Output the data below in full, character for character.

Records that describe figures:
=======

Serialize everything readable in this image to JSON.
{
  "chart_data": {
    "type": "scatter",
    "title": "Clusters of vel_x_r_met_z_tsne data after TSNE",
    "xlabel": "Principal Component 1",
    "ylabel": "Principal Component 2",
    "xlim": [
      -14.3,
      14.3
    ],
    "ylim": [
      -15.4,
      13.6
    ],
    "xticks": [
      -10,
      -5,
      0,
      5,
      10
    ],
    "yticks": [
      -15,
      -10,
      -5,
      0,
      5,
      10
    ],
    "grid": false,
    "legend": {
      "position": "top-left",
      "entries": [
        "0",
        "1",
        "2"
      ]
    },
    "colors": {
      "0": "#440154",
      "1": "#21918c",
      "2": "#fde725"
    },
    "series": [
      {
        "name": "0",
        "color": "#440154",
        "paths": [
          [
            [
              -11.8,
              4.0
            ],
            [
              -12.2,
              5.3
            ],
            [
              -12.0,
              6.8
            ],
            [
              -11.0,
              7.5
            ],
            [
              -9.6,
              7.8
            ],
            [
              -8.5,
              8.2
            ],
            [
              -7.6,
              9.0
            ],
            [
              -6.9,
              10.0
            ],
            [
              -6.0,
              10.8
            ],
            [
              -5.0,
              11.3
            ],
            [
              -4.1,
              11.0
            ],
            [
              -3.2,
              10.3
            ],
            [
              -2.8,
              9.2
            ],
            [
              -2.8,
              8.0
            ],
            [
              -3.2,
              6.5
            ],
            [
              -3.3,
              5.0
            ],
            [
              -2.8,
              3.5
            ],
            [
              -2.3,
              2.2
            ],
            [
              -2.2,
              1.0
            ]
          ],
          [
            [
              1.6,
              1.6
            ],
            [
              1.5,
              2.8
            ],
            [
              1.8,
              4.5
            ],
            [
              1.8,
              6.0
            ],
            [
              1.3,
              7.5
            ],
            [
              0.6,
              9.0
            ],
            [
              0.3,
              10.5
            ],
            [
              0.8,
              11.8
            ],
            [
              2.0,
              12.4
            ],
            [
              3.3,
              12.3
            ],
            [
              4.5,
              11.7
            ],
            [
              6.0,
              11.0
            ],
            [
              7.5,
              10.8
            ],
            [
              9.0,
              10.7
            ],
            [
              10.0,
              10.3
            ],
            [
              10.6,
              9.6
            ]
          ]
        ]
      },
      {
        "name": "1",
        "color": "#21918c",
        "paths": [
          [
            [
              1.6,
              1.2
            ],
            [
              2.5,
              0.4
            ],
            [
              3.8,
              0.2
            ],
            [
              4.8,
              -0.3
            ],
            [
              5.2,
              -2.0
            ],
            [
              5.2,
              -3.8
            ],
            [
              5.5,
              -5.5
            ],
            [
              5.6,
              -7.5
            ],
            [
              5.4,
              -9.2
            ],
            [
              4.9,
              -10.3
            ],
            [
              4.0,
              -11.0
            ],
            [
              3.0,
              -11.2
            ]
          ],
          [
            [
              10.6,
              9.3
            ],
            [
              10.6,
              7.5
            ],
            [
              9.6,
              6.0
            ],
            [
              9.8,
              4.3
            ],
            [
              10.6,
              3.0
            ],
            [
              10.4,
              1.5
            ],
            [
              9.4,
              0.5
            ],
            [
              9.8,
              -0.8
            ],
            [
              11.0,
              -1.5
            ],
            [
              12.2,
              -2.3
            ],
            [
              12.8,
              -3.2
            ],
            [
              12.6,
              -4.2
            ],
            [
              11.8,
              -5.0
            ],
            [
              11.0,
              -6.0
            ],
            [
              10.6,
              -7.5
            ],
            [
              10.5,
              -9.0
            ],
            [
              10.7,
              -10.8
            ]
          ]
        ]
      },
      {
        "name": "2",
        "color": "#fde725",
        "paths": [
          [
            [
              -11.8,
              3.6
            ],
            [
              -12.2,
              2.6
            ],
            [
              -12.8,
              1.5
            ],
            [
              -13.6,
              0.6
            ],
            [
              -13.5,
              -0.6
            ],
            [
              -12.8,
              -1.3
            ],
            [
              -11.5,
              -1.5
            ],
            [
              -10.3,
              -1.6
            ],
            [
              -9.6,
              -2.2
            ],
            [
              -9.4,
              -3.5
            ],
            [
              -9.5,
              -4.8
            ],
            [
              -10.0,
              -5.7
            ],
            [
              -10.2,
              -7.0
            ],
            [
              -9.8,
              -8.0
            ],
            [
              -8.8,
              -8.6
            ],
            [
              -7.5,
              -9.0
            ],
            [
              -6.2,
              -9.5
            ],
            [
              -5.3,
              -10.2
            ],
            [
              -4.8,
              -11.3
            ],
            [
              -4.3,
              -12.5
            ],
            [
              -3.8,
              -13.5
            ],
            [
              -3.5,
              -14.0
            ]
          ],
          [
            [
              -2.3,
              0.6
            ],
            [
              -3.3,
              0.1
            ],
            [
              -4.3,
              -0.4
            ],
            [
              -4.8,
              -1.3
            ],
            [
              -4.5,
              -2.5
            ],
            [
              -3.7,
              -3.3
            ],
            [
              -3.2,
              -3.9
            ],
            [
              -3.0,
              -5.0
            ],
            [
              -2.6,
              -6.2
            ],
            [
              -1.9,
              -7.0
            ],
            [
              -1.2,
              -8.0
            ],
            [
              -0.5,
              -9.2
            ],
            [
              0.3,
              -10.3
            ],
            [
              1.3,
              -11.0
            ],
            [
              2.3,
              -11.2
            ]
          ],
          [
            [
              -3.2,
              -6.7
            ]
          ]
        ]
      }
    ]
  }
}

=======

• RESPONSE
Serialize everything readable in this image to JSON.
{
  "chart_data": {
    "type": "scatter",
    "title": "Clusters of vel_x_r_met_z_tsne data after TSNE",
    "xlabel": "Principal Component 1",
    "ylabel": "Principal Component 2",
    "xlim": [
      -14.3,
      14.3
    ],
    "ylim": [
      -15.4,
      13.6
    ],
    "xticks": [
      -10,
      -5,
      0,
      5,
      10
    ],
    "yticks": [
      -15,
      -10,
      -5,
      0,
      5,
      10
    ],
    "grid": false,
    "legend": {
      "position": "top-left",
      "entries": [
        "0",
        "1",
        "2"
      ]
    },
    "colors": {
      "0": "#440154",
      "1": "#21918c",
      "2": "#fde725"
    },
    "series": [
      {
        "name": "0",
        "color": "#440154",
        "paths": [
          [
            [
              -11.8,
              4.0
            ],
            [
              -12.2,
              5.3
            ],
            [
              -12.0,
              6.8
            ],
            [
              -11.0,
              7.5
            ],
            [
              -9.6,
              7.8
            ],
            [
              -8.5,
              8.2
            ],
            [
              -7.6,
              9.0
            ],
            [
              -6.9,
              10.0
            ],
            [
              -6.0,
              10.8
            ],
            [
              -5.0,
              11.3
            ],
            [
              -4.1,
              11.0
            ],
            [
              -3.2,
              10.3
            ],
            [
              -2.8,
              9.2
            ],
            [
              -2.8,
              8.0
            ],
            [
              -3.2,
              6.5
            ],
            [
              -3.3,
              5.0
            ],
            [
              -2.8,
              3.5
            ],
            [
              -2.3,
              2.2
            ],
            [
              -2.2,
              1.0
            ]
          ],
          [
            [
              1.6,
              1.6
            ],
            [
              1.5,
              2.8
            ],
            [
              1.8,
              4.5
            ],
            [
              1.8,
              6.0
            ],
            [
              1.3,
              7.5
            ],
            [
              0.6,
              9.0
            ],
            [
              0.3,
              10.5
            ],
            [
              0.8,
              11.8
            ],
            [
              2.0,
              12.4
            ],
            [
              3.3,
              12.3
            ],
            [
              4.5,
              11.7
            ],
            [
              6.0,
              11.0
            ],
            [
              7.5,
              10.8
            ],
            [
              9.0,
              10.7
            ],
            [
              10.0,
              10.3
            ],
            [
              10.6,
              9.6
            ]
          ]
        ]
      },
      {
        "name": "1",
        "color": "#21918c",
        "paths": [
          [
            [
              1.6,
              1.2
            ],
            [
              2.5,
              0.4
            ],
            [
              3.8,
              0.2
            ],
            [
              4.8,
              -0.3
            ],
            [
              5.2,
              -2.0
            ],
            [
              5.2,
              -3.8
            ],
            [
              5.5,
              -5.5
            ],
            [
              5.6,
              -7.5
            ],
            [
              5.4,
              -9.2
            ],
            [
              4.9,
              -10.3
            ],
            [
              4.0,
              -11.0
            ],
            [
              3.0,
              -11.2
            ]
          ],
          [
            [
              10.6,
              9.3
            ],
            [
              10.6,
              7.5
            ],
            [
              9.6,
              6.0
            ],
            [
              9.8,
              4.3
            ],
            [
              10.6,
              3.0
            ],
            [
              10.4,
              1.5
            ],
            [
              9.4,
              0.5
            ],
            [
              9.8,
              -0.8
            ],
            [
              11.0,
              -1.5
            ],
            [
              12.2,
              -2.3
            ],
            [
              12.8,
              -3.2
            ],
            [
              12.6,
              -4.2
            ],
            [
              11.8,
              -5.0
            ],
            [
              11.0,
              -6.0
            ],
            [
              10.6,
              -7.5
            ],
            [
              10.5,
              -9.0
            ],
            [
              10.7,
              -10.8
            ]
          ]
        ]
      },
      {
        "name": "2",
        "color": "#fde725",
        "paths": [
          [
            [
              -11.8,
              3.6
            ],
            [
              -12.2,
              2.6
            ],
            [
              -12.8,
              1.5
            ],
            [
              -13.6,
              0.6
            ],
            [
              -13.5,
              -0.6
            ],
            [
              -12.8,
              -1.3
            ],
            [
              -11.5,
              -1.5
            ],
            [
              -10.3,
              -1.6
            ],
            [
              -9.6,
              -2.2
            ],
            [
              -9.4,
              -3.5
            ],
            [
              -9.5,
              -4.8
            ],
            [
              -10.0,
              -5.7
            ],
            [
              -10.2,
              -7.0
            ],
            [
              -9.8,
              -8.0
            ],
            [
              -8.8,
              -8.6
            ],
            [
              -7.5,
              -9.0
            ],
            [
              -6.2,
              -9.5
            ],
            [
              -5.3,
              -10.2
            ],
            [
              -4.8,
              -11.3
            ],
            [
              -4.3,
              -12.5
            ],
            [
              -3.8,
              -13.5
            ],
            [
              -3.5,
              -14.0
            ]
          ],
          [
            [
              -2.3,
              0.6
            ],
            [
              -3.3,
              0.1
            ],
            [
              -4.3,
              -0.4
            ],
            [
              -4.8,
              -1.3
            ],
            [
              -4.5,
              -2.5
            ],
            [
              -3.7,
              -3.3
            ],
            [
              -3.2,
              -3.9
            ],
            [
              -3.0,
              -5.0
            ],
            [
              -2.6,
              -6.2
            ],
            [
              -1.9,
              -7.0
            ],
            [
              -1.2,
              -8.0
            ],
            [
              -0.5,
              -9.2
            ],
            [
              0.3,
              -10.3
            ],
            [
              1.3,
              -11.0
            ],
            [
              2.3,
              -11.2
            ]
          ],
          [
            [
              -3.2,
              -6.7
            ]
          ]
        ]
      }
    ]
  }
}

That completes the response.